___ Supplied data ___

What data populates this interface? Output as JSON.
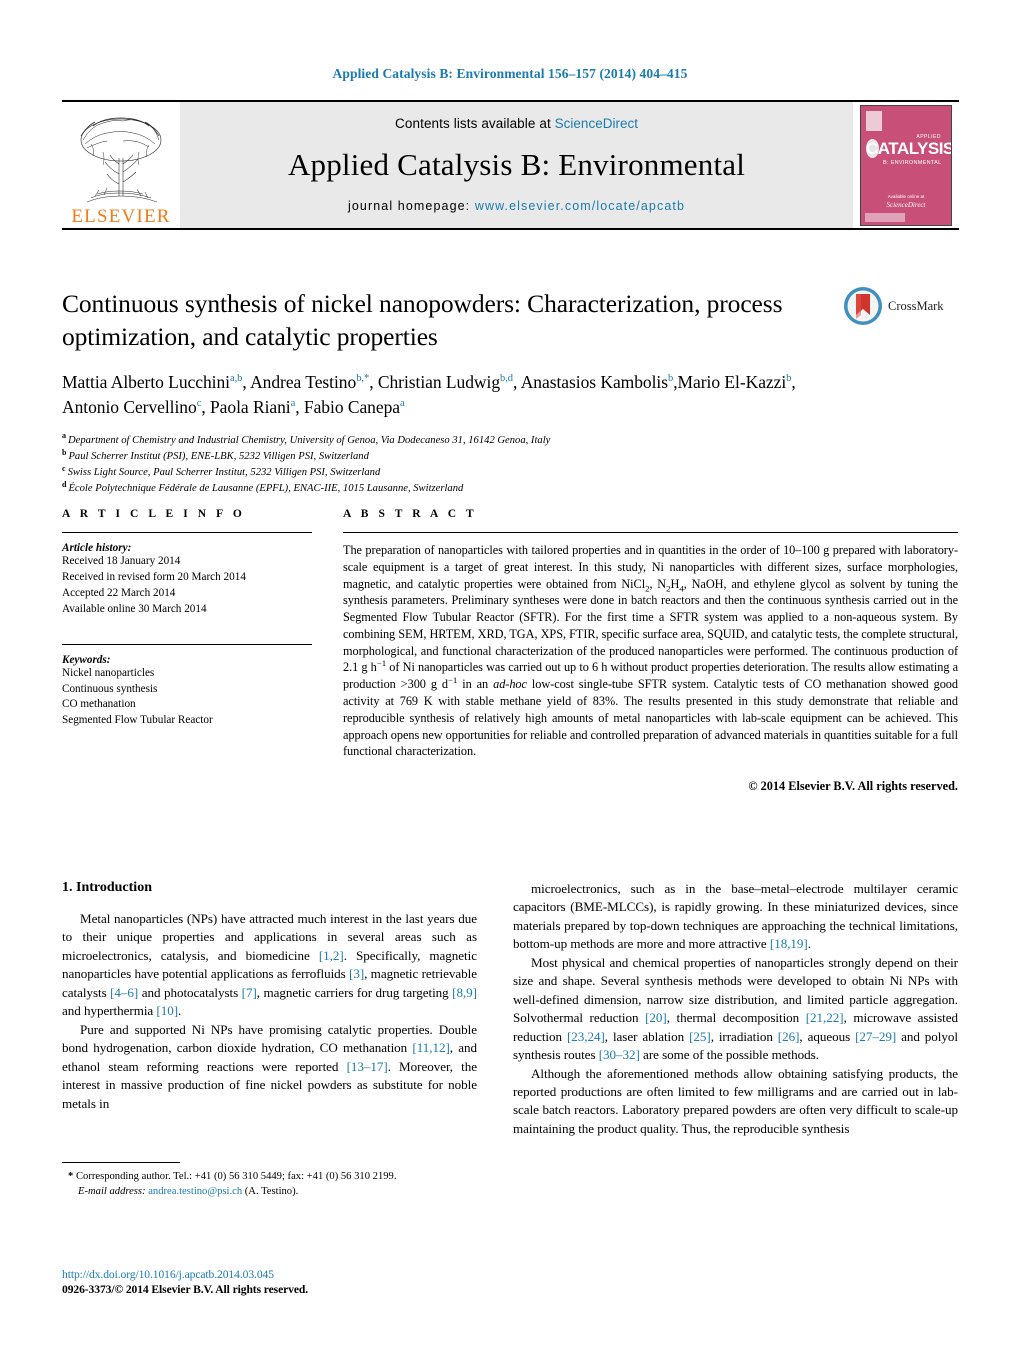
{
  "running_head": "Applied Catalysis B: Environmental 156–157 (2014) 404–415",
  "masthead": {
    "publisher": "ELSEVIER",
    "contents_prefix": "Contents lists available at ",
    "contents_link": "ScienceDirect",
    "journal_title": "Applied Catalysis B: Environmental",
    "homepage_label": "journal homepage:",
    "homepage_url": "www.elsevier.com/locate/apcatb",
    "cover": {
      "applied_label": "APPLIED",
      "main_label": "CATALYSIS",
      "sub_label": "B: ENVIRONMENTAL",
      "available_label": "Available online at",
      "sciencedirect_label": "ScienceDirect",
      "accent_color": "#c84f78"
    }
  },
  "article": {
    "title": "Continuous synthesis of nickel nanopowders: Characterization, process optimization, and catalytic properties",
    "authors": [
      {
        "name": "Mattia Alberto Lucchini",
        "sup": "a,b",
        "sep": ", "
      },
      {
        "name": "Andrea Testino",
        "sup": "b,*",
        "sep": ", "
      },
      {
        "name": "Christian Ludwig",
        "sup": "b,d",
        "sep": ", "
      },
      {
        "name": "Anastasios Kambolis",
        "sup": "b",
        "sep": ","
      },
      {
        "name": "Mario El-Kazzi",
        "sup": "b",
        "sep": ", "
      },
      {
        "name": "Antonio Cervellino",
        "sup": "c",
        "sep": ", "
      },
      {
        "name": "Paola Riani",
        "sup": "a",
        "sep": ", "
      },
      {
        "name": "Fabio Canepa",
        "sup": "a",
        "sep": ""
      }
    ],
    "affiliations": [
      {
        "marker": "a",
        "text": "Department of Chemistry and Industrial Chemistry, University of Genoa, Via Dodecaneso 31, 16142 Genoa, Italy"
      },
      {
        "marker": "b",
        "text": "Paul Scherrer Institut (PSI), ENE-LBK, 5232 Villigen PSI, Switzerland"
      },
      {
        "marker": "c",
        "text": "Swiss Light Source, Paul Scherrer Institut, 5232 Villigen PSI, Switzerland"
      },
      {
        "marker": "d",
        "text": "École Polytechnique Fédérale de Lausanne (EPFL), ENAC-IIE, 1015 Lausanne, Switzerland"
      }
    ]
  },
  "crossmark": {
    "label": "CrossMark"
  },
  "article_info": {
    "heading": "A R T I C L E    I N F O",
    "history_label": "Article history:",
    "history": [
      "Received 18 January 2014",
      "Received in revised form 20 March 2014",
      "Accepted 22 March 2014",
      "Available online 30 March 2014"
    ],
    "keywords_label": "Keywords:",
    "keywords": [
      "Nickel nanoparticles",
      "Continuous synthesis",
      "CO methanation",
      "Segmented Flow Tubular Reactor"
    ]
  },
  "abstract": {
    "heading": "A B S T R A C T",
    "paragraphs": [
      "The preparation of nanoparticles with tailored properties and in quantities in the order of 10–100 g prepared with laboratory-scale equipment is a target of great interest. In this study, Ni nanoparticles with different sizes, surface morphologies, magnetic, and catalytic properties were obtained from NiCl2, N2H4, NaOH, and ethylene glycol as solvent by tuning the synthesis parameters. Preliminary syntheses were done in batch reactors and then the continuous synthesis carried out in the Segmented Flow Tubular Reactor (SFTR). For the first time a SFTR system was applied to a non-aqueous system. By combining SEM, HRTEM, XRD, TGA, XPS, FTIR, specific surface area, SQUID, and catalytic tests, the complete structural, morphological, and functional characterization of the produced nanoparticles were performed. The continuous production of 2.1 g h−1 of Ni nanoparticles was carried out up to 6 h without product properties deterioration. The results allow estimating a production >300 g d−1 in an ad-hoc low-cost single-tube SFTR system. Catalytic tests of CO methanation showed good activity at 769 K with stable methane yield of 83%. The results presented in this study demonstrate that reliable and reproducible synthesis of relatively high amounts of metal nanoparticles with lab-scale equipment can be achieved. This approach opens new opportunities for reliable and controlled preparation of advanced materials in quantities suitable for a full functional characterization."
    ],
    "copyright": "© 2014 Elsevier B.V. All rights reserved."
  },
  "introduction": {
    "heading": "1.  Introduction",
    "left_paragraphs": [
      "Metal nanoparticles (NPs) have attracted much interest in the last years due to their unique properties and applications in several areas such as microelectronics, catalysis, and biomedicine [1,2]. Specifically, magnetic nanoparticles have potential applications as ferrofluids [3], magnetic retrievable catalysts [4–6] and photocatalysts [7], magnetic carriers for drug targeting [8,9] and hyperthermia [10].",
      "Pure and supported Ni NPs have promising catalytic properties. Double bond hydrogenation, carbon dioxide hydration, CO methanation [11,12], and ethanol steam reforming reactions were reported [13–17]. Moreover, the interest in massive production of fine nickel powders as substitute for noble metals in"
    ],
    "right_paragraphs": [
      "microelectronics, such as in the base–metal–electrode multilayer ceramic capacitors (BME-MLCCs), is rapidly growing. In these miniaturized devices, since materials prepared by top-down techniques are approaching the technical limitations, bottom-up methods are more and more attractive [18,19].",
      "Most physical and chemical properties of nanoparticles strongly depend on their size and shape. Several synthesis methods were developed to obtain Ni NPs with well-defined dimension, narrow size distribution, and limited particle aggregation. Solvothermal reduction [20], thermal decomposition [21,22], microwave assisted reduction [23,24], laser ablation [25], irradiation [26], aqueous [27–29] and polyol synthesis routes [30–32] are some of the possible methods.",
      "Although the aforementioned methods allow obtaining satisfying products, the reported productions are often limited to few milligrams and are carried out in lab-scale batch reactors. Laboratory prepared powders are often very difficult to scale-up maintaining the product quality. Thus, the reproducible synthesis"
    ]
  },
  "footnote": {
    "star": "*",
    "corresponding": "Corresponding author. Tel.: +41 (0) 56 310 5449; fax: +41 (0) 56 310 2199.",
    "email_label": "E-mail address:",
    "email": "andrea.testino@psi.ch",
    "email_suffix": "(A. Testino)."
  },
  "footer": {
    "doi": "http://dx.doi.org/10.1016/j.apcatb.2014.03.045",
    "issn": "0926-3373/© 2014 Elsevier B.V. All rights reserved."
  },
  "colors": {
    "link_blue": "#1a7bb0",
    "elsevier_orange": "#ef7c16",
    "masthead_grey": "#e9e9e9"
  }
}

___
___ Supplied data ___

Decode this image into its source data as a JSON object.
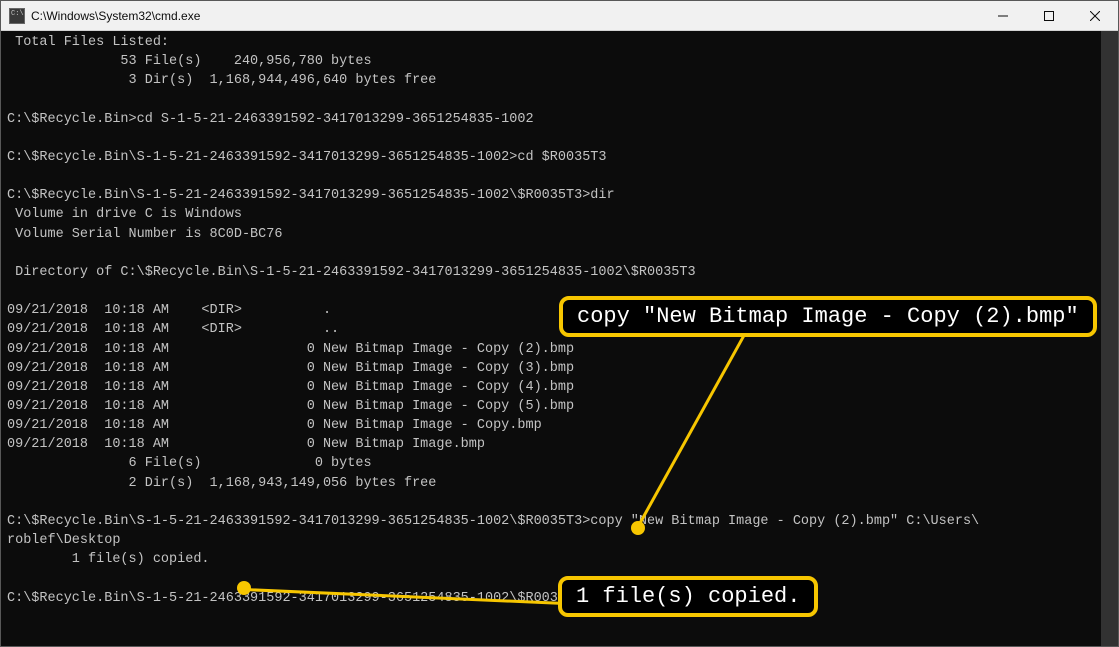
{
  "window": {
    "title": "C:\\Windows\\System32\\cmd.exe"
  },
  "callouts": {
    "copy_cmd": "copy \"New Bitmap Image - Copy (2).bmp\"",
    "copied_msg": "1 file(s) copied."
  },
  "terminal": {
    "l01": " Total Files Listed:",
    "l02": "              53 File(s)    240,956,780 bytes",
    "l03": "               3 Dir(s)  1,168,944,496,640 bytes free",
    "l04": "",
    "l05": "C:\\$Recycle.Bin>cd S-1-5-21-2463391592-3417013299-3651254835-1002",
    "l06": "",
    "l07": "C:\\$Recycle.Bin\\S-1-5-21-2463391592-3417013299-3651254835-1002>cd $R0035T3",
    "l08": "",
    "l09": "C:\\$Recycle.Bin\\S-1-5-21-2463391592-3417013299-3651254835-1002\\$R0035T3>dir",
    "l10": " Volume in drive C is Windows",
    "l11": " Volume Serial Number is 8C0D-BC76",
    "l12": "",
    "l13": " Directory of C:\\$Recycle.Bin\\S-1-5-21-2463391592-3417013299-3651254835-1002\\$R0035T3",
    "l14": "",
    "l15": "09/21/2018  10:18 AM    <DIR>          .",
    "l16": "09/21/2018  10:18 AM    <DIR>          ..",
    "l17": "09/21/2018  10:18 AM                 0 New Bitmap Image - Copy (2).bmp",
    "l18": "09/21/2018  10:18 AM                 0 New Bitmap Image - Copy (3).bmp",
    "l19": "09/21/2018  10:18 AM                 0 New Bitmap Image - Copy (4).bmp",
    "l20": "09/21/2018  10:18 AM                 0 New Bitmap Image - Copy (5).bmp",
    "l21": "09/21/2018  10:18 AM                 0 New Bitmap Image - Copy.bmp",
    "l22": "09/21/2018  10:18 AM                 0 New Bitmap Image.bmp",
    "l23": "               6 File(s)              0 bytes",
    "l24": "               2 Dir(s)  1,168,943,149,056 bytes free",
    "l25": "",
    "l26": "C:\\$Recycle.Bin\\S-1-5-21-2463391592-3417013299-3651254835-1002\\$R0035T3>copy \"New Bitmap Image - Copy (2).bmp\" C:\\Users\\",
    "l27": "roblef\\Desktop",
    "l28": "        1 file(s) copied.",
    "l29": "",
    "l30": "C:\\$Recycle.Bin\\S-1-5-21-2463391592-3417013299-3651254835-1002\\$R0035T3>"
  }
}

___

Go through the data and gather every line that holds "rights".

§ The response
    "copyright": "© 2014 Elsevier B.V. All rights reserved."
    "issn": "0926-3373/© 2014 Elsevier B.V. All rights reserved."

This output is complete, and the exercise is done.